**DIRECTION**
Transcribe the listing verbatim. Do not carry over any pictures.

**GIVEN RECORDS**
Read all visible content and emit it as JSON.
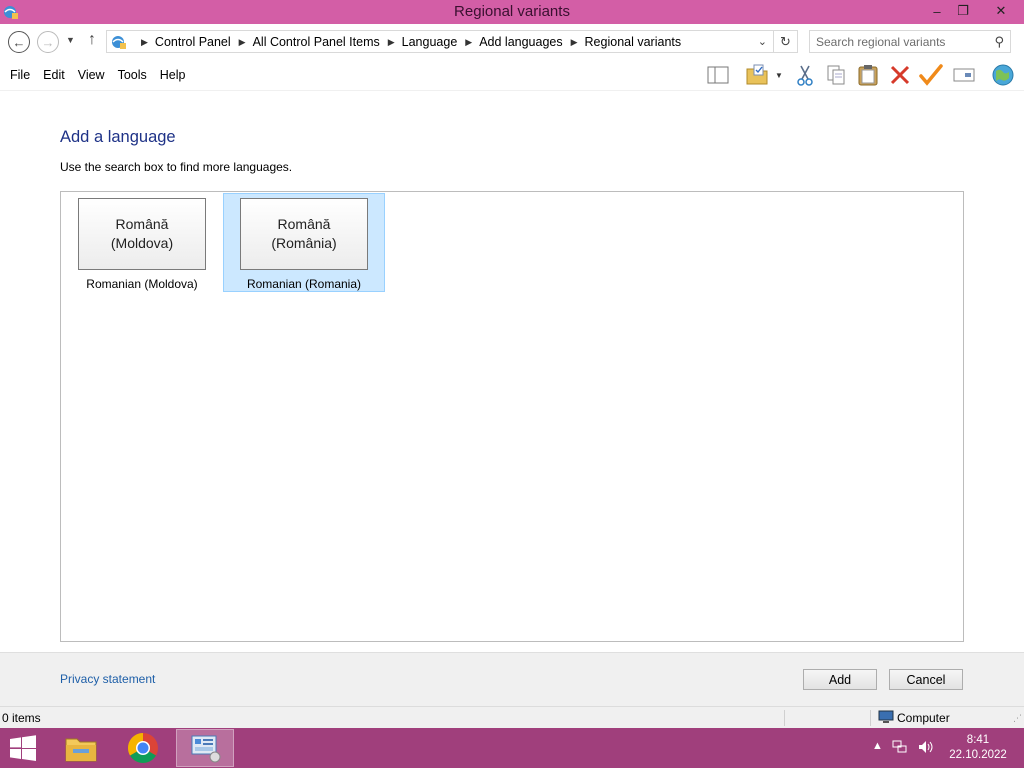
{
  "window": {
    "title": "Regional variants",
    "controls": {
      "minimize": "–",
      "restore": "❐",
      "close": "✕"
    }
  },
  "address": {
    "breadcrumbs": [
      "Control Panel",
      "All Control Panel Items",
      "Language",
      "Add languages",
      "Regional variants"
    ],
    "search_placeholder": "Search regional variants"
  },
  "menu": {
    "items": [
      "File",
      "Edit",
      "View",
      "Tools",
      "Help"
    ]
  },
  "toolbar": {
    "icons": [
      "layout-pane-icon",
      "folder-options-icon",
      "cut-icon",
      "copy-icon",
      "paste-icon",
      "delete-icon",
      "properties-checkmark-icon",
      "rename-icon",
      "globe-icon"
    ]
  },
  "main": {
    "heading": "Add a language",
    "instruction": "Use the search box to find more languages.",
    "languages": [
      {
        "native": "Română\n(Moldova)",
        "caption": "Romanian (Moldova)",
        "selected": false
      },
      {
        "native": "Română\n(România)",
        "caption": "Romanian (Romania)",
        "selected": true
      }
    ]
  },
  "footer": {
    "privacy_link": "Privacy statement",
    "add_label": "Add",
    "cancel_label": "Cancel"
  },
  "status": {
    "items_count": "0 items",
    "zone": "Computer"
  },
  "taskbar": {
    "time": "8:41",
    "date": "22.10.2022"
  },
  "colors": {
    "titlebar": "#d35ea6",
    "taskbar": "#a03f7c",
    "heading": "#1e3287",
    "selection": "#cce8ff",
    "link": "#1e5fa8"
  }
}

**RESULT OF THIS EXERCISE**
Read all visible content and emit it as JSON.
{
  "window": {
    "title": "Regional variants",
    "controls": {
      "minimize": "–",
      "restore": "❐",
      "close": "✕"
    }
  },
  "address": {
    "breadcrumbs": [
      "Control Panel",
      "All Control Panel Items",
      "Language",
      "Add languages",
      "Regional variants"
    ],
    "search_placeholder": "Search regional variants"
  },
  "menu": {
    "items": [
      "File",
      "Edit",
      "View",
      "Tools",
      "Help"
    ]
  },
  "toolbar": {
    "icons": [
      "layout-pane-icon",
      "folder-options-icon",
      "cut-icon",
      "copy-icon",
      "paste-icon",
      "delete-icon",
      "properties-checkmark-icon",
      "rename-icon",
      "globe-icon"
    ]
  },
  "main": {
    "heading": "Add a language",
    "instruction": "Use the search box to find more languages.",
    "languages": [
      {
        "native": "Română\n(Moldova)",
        "caption": "Romanian (Moldova)",
        "selected": false
      },
      {
        "native": "Română\n(România)",
        "caption": "Romanian (Romania)",
        "selected": true
      }
    ]
  },
  "footer": {
    "privacy_link": "Privacy statement",
    "add_label": "Add",
    "cancel_label": "Cancel"
  },
  "status": {
    "items_count": "0 items",
    "zone": "Computer"
  },
  "taskbar": {
    "time": "8:41",
    "date": "22.10.2022"
  },
  "colors": {
    "titlebar": "#d35ea6",
    "taskbar": "#a03f7c",
    "heading": "#1e3287",
    "selection": "#cce8ff",
    "link": "#1e5fa8"
  }
}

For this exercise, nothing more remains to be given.